▸ **WHAT THE TASK ASKS**: From the entries below, extract every line that includes the word "ylabel".

--- Start DATASET EXCERPTS ---

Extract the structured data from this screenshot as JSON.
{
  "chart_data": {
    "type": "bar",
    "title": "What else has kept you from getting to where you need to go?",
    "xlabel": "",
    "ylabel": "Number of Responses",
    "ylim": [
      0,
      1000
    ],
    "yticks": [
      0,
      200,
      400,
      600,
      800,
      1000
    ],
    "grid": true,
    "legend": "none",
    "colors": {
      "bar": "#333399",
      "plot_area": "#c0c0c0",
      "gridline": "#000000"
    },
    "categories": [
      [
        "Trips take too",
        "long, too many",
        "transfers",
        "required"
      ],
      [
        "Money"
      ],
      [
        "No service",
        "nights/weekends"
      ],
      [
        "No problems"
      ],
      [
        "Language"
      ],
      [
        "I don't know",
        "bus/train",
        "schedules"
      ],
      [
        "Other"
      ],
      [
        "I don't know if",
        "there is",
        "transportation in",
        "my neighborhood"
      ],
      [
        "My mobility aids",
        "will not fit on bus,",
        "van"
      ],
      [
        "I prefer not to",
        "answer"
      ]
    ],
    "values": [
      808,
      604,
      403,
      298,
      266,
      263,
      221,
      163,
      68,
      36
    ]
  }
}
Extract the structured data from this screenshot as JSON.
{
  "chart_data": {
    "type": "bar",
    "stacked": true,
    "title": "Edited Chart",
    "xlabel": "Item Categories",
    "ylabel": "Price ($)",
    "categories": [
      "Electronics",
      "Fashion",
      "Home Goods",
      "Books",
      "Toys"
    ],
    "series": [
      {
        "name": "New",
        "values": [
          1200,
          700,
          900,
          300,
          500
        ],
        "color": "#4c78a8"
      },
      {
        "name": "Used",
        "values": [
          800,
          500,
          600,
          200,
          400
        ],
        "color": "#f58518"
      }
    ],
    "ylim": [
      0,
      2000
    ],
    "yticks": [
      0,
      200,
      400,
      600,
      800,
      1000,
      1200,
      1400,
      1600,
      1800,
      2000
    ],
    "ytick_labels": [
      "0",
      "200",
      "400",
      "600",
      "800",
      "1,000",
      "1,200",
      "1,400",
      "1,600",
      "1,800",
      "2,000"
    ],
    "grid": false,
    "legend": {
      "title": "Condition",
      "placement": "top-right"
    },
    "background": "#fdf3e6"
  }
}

--- End DATASET EXCERPTS ---

▸ **COMPLETE OUTPUT**:
    "ylabel": "Number of Responses",
    "ylabel": "Price ($)",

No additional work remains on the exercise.